** Start of Recorded information **
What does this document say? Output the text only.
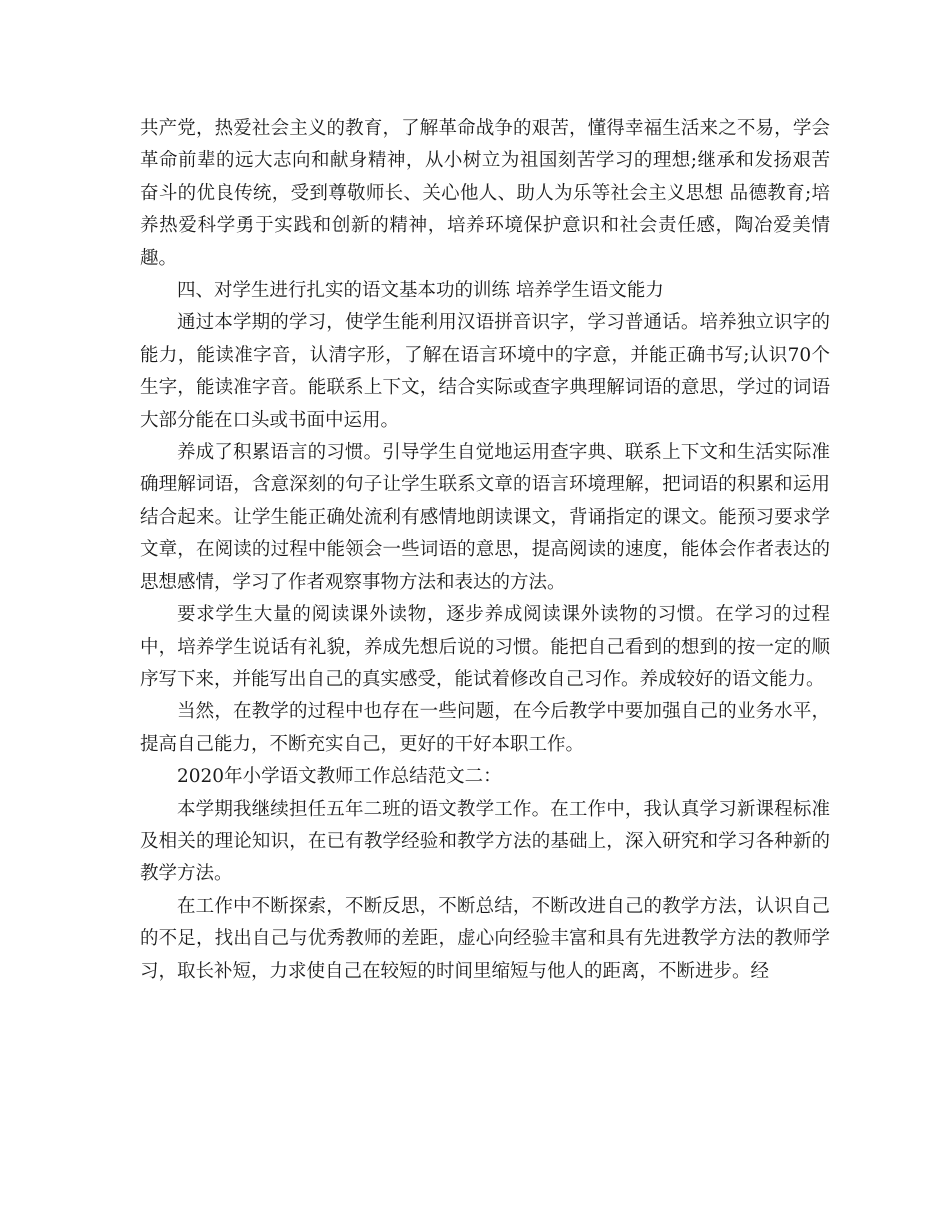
共产党，热爱社会主义的教育，了解革命战争的艰苦，懂得幸福生活来之不易，学会革命前辈的远大志向和献身精神，从小树立为祖国刻苦学习的理想;继承和发扬艰苦奋斗的优良传统，受到尊敬师长、关心他人、助人为乐等社会主义思想 品德教育;培养热爱科学勇于实践和创新的精神，培养环境保护意识和社会责任感，陶冶爱美情趣。

四、对学生进行扎实的语文基本功的训练 培养学生语文能力

通过本学期的学习，使学生能利用汉语拼音识字，学习普通话。培养独立识字的能力，能读准字音，认清字形，了解在语言环境中的字意，并能正确书写;认识70个生字，能读准字音。能联系上下文，结合实际或查字典理解词语的意思，学过的词语大部分能在口头或书面中运用。

养成了积累语言的习惯。引导学生自觉地运用查字典、联系上下文和生活实际准确理解词语，含意深刻的句子让学生联系文章的语言环境理解，把词语的积累和运用结合起来。让学生能正确处流利有感情地朗读课文，背诵指定的课文。能预习要求学文章，在阅读的过程中能领会一些词语的意思，提高阅读的速度，能体会作者表达的思想感情，学习了作者观察事物方法和表达的方法。

要求学生大量的阅读课外读物，逐步养成阅读课外读物的习惯。在学习的过程中，培养学生说话有礼貌，养成先想后说的习惯。能把自己看到的想到的按一定的顺序写下来，并能写出自己的真实感受，能试着修改自己习作。养成较好的语文能力。

当然，在教学的过程中也存在一些问题，在今后教学中要加强自己的业务水平，提高自己能力，不断充实自己，更好的干好本职工作。

2020年小学语文教师工作总结范文二：

本学期我继续担任五年二班的语文教学工作。在工作中，我认真学习新课程标准及相关的理论知识，在已有教学经验和教学方法的基础上，深入研究和学习各种新的教学方法。

在工作中不断探索，不断反思，不断总结，不断改进自己的教学方法，认识自己的不足，找出自己与优秀教师的差距，虚心向经验丰富和具有先进教学方法的教师学习，取长补短，力求使自己在较短的时间里缩短与他人的距离，不断进步。经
** End of Recorded information **
_Aim_: With the pictures left out, transcribe the material exactly.

_Solution to this problem_:
What does this document say? Output the text only.
共产党，热爱社会主义的教育，了解革命战争的艰苦，懂得幸福生活来之不易，学会革命前辈的远大志向和献身精神，从小树立为祖国刻苦学习的理想;继承和发扬艰苦奋斗的优良传统，受到尊敬师长、关心他人、助人为乐等社会主义思想 品德教育;培养热爱科学勇于实践和创新的精神，培养环境保护意识和社会责任感，陶冶爱美情趣。

四、对学生进行扎实的语文基本功的训练 培养学生语文能力

通过本学期的学习，使学生能利用汉语拼音识字，学习普通话。培养独立识字的能力，能读准字音，认清字形，了解在语言环境中的字意，并能正确书写;认识70个生字，能读准字音。能联系上下文，结合实际或查字典理解词语的意思，学过的词语大部分能在口头或书面中运用。

养成了积累语言的习惯。引导学生自觉地运用查字典、联系上下文和生活实际准确理解词语，含意深刻的句子让学生联系文章的语言环境理解，把词语的积累和运用结合起来。让学生能正确处流利有感情地朗读课文，背诵指定的课文。能预习要求学文章，在阅读的过程中能领会一些词语的意思，提高阅读的速度，能体会作者表达的思想感情，学习了作者观察事物方法和表达的方法。

要求学生大量的阅读课外读物，逐步养成阅读课外读物的习惯。在学习的过程中，培养学生说话有礼貌，养成先想后说的习惯。能把自己看到的想到的按一定的顺序写下来，并能写出自己的真实感受，能试着修改自己习作。养成较好的语文能力。

当然，在教学的过程中也存在一些问题，在今后教学中要加强自己的业务水平，提高自己能力，不断充实自己，更好的干好本职工作。

2020年小学语文教师工作总结范文二：

本学期我继续担任五年二班的语文教学工作。在工作中，我认真学习新课程标准及相关的理论知识，在已有教学经验和教学方法的基础上，深入研究和学习各种新的教学方法。

在工作中不断探索，不断反思，不断总结，不断改进自己的教学方法，认识自己的不足，找出自己与优秀教师的差距，虚心向经验丰富和具有先进教学方法的教师学习，取长补短，力求使自己在较短的时间里缩短与他人的距离，不断进步。经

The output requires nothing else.